## What to produce
What follows is a listing to be transcribed exactly.

## Data shown
^^^^^^^^
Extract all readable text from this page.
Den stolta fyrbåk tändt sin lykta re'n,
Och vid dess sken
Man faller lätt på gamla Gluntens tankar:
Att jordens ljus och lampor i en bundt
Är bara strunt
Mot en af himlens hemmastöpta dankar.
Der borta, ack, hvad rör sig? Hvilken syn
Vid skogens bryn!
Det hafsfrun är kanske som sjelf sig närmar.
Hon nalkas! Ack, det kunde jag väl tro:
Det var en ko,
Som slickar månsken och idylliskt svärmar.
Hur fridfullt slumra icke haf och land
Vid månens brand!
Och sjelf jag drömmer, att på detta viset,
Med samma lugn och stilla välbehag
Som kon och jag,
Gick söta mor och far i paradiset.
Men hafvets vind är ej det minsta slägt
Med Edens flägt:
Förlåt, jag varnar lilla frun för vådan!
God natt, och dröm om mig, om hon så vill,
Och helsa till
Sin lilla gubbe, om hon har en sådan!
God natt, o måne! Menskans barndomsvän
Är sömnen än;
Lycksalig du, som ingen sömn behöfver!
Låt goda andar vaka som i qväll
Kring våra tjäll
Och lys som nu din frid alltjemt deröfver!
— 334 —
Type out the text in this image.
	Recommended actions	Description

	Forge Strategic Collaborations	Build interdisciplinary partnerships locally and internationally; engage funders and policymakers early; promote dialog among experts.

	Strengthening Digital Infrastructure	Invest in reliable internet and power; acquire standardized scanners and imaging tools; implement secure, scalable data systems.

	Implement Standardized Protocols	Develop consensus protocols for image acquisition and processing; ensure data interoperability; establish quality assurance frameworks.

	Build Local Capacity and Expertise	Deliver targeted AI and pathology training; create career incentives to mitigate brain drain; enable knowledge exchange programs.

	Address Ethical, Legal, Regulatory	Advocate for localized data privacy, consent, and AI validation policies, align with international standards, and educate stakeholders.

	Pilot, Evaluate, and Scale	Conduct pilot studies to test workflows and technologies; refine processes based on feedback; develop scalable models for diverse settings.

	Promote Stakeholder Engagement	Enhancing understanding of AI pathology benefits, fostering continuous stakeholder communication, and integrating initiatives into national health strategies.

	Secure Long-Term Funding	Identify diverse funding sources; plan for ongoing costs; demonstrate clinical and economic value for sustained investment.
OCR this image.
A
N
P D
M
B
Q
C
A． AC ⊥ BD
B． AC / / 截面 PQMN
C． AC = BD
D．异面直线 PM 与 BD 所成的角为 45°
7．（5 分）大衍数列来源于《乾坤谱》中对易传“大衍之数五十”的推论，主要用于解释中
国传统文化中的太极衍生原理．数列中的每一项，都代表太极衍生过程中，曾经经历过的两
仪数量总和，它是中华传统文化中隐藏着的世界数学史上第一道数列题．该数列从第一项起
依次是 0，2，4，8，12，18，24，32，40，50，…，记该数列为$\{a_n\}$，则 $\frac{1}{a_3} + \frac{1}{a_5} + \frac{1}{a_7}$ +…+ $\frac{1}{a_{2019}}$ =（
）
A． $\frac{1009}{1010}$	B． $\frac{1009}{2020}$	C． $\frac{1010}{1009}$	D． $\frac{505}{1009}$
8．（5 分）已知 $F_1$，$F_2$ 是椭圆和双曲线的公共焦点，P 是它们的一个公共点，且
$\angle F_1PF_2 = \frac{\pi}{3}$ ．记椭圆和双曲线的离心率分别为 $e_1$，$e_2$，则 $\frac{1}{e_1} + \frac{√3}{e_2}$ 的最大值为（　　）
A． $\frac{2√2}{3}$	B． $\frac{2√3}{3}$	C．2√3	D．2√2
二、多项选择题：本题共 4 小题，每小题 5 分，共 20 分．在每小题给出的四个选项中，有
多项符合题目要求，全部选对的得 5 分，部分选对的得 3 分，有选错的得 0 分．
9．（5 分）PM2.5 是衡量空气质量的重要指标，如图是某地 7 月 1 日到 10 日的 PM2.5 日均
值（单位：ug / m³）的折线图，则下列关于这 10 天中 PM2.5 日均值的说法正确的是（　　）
^^^^^^^^
## Problem solution
Extract all readable text from this page.
Den stolta fyrbåk tändt sin lykta re'n,
Och vid dess sken
Man faller lätt på gamla Gluntens tankar:
Att jordens ljus och lampor i en bundt
Är bara strunt
Mot en af himlens hemmastöpta dankar.
Der borta, ack, hvad rör sig? Hvilken syn
Vid skogens bryn!
Det hafsfrun är kanske som sjelf sig närmar.
Hon nalkas! Ack, det kunde jag väl tro:
Det var en ko,
Som slickar månsken och idylliskt svärmar.
Hur fridfullt slumra icke haf och land
Vid månens brand!
Och sjelf jag drömmer, att på detta viset,
Med samma lugn och stilla välbehag
Som kon och jag,
Gick söta mor och far i paradiset.
Men hafvets vind är ej det minsta slägt
Med Edens flägt:
Förlåt, jag varnar lilla frun för vådan!
God natt, och dröm om mig, om hon så vill,
Och helsa till
Sin lilla gubbe, om hon har en sådan!
God natt, o måne! Menskans barndomsvän
Är sömnen än;
Lycksalig du, som ingen sömn behöfver!
Låt goda andar vaka som i qväll
Kring våra tjäll
Och lys som nu din frid alltjemt deröfver!
— 334 —
Type out the text in this image.
	Recommended actions	Description

	Forge Strategic Collaborations	Build interdisciplinary partnerships locally and internationally; engage funders and policymakers early; promote dialog among experts.

	Strengthening Digital Infrastructure	Invest in reliable internet and power; acquire standardized scanners and imaging tools; implement secure, scalable data systems.

	Implement Standardized Protocols	Develop consensus protocols for image acquisition and processing; ensure data interoperability; establish quality assurance frameworks.

	Build Local Capacity and Expertise	Deliver targeted AI and pathology training; create career incentives to mitigate brain drain; enable knowledge exchange programs.

	Address Ethical, Legal, Regulatory	Advocate for localized data privacy, consent, and AI validation policies, align with international standards, and educate stakeholders.

	Pilot, Evaluate, and Scale	Conduct pilot studies to test workflows and technologies; refine processes based on feedback; develop scalable models for diverse settings.

	Promote Stakeholder Engagement	Enhancing understanding of AI pathology benefits, fostering continuous stakeholder communication, and integrating initiatives into national health strategies.

	Secure Long-Term Funding	Identify diverse funding sources; plan for ongoing costs; demonstrate clinical and economic value for sustained investment.
OCR this image.
A
N
P D
M
B
Q
C
A． AC ⊥ BD
B． AC / / 截面 PQMN
C． AC = BD
D．异面直线 PM 与 BD 所成的角为 45°
7．（5 分）大衍数列来源于《乾坤谱》中对易传“大衍之数五十”的推论，主要用于解释中
国传统文化中的太极衍生原理．数列中的每一项，都代表太极衍生过程中，曾经经历过的两
仪数量总和，它是中华传统文化中隐藏着的世界数学史上第一道数列题．该数列从第一项起
依次是 0，2，4，8，12，18，24，32，40，50，…，记该数列为$\{a_n\}$，则 $\frac{1}{a_3} + \frac{1}{a_5} + \frac{1}{a_7}$ +…+ $\frac{1}{a_{2019}}$ =（
）
A． $\frac{1009}{1010}$	B． $\frac{1009}{2020}$	C． $\frac{1010}{1009}$	D． $\frac{505}{1009}$
8．（5 分）已知 $F_1$，$F_2$ 是椭圆和双曲线的公共焦点，P 是它们的一个公共点，且
$\angle F_1PF_2 = \frac{\pi}{3}$ ．记椭圆和双曲线的离心率分别为 $e_1$，$e_2$，则 $\frac{1}{e_1} + \frac{√3}{e_2}$ 的最大值为（　　）
A． $\frac{2√2}{3}$	B． $\frac{2√3}{3}$	C．2√3	D．2√2
二、多项选择题：本题共 4 小题，每小题 5 分，共 20 分．在每小题给出的四个选项中，有
多项符合题目要求，全部选对的得 5 分，部分选对的得 3 分，有选错的得 0 分．
9．（5 分）PM2.5 是衡量空气质量的重要指标，如图是某地 7 月 1 日到 10 日的 PM2.5 日均
值（单位：ug / m³）的折线图，则下列关于这 10 天中 PM2.5 日均值的说法正确的是（　　）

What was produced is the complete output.